**LISTING**:
....................
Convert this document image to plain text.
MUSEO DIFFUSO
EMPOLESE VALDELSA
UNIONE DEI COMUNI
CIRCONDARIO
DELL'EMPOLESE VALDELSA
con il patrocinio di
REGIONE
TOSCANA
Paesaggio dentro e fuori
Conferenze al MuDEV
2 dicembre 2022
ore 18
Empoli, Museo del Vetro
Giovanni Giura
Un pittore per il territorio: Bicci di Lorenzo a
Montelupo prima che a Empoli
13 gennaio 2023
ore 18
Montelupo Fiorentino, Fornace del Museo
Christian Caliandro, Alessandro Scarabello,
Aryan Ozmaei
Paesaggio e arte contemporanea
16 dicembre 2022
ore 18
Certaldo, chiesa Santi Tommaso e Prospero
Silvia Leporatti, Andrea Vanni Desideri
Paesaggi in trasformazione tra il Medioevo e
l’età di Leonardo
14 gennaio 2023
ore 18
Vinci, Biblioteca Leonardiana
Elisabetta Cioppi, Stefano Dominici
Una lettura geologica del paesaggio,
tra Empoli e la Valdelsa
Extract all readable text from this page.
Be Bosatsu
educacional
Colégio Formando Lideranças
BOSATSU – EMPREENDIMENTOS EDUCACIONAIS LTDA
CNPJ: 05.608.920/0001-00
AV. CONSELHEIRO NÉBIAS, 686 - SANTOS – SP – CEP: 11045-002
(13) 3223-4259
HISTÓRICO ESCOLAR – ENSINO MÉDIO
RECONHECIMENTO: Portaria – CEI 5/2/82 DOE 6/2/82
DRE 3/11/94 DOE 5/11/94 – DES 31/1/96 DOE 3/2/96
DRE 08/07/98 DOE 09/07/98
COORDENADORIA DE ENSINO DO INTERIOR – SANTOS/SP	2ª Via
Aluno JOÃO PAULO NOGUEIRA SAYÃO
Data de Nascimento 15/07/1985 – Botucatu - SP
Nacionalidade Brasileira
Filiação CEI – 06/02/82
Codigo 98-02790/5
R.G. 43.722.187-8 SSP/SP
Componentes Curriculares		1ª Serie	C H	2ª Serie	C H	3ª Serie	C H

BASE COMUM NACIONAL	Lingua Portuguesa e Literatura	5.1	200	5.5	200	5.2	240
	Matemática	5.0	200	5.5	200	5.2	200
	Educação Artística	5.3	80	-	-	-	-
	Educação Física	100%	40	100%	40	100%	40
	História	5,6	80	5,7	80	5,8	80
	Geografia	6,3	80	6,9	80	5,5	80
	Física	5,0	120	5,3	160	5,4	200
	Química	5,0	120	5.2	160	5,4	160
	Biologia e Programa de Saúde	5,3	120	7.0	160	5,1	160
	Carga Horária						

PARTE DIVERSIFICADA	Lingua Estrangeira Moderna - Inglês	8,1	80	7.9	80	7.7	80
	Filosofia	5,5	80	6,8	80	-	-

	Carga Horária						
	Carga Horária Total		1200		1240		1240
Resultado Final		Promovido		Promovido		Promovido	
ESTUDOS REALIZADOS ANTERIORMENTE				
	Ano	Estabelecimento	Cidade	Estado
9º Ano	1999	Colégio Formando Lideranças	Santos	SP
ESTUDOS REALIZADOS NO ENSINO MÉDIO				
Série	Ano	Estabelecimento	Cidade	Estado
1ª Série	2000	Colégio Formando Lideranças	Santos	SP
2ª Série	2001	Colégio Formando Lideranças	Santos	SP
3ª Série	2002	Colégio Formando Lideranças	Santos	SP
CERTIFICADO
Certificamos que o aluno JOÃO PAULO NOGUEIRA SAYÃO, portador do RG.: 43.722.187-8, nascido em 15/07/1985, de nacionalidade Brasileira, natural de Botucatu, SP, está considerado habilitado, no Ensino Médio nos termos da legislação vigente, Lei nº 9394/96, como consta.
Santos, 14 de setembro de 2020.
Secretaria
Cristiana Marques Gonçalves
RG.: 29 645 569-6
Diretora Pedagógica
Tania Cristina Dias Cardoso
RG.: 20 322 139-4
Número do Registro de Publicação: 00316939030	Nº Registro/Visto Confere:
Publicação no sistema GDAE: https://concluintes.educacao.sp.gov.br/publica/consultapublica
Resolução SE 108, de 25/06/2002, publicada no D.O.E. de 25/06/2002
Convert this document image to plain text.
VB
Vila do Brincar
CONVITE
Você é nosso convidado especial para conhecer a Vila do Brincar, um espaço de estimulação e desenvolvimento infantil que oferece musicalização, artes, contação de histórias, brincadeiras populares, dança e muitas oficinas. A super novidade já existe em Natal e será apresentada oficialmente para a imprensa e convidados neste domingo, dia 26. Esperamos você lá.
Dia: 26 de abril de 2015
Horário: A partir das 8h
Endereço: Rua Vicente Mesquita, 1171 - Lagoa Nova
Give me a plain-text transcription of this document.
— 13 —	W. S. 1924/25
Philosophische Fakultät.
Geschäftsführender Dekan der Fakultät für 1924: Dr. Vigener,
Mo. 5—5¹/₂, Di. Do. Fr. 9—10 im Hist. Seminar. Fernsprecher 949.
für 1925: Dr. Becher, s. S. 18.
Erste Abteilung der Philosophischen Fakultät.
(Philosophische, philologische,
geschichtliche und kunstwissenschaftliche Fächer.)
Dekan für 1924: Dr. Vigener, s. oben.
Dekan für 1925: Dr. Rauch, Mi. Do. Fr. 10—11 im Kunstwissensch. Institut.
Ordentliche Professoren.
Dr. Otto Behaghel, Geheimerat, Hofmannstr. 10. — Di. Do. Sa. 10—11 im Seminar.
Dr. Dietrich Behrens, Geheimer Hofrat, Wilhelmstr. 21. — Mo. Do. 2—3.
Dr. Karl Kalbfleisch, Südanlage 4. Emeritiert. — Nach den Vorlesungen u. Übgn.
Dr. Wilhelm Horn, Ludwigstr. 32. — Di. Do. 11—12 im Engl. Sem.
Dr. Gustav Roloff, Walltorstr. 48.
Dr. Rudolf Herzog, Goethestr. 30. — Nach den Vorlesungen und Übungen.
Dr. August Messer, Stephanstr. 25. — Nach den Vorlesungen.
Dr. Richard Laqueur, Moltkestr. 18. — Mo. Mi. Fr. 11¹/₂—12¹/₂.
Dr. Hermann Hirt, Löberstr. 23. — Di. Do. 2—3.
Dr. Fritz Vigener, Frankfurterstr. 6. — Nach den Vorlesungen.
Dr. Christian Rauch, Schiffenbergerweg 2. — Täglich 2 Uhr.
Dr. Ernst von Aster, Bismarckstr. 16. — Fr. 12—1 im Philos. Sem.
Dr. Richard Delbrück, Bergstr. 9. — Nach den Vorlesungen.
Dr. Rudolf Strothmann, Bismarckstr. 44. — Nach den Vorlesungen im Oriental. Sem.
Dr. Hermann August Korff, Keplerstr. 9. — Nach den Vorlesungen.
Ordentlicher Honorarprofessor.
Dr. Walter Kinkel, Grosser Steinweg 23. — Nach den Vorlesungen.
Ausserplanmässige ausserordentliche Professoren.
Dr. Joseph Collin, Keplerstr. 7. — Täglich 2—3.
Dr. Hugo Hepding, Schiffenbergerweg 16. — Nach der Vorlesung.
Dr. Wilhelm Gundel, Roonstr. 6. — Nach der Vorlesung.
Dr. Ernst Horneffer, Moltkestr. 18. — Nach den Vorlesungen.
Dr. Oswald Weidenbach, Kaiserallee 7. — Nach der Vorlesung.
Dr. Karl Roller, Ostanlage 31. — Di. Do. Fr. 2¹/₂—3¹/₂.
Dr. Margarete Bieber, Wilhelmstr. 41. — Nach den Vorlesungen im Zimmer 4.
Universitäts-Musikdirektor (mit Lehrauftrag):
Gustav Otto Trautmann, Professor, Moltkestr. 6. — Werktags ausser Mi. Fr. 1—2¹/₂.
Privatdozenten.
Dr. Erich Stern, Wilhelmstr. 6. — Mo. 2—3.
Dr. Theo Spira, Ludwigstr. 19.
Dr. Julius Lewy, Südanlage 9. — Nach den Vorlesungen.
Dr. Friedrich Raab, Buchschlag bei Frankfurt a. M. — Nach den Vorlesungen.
....................
**REQUEST**:
Look above for every line with the word "Empoli" and copy it.

**EXERCISE SOLUTION**:
Empoli, Museo del Vetro
Montelupo prima che a Empoli
tra Empoli e la Valdelsa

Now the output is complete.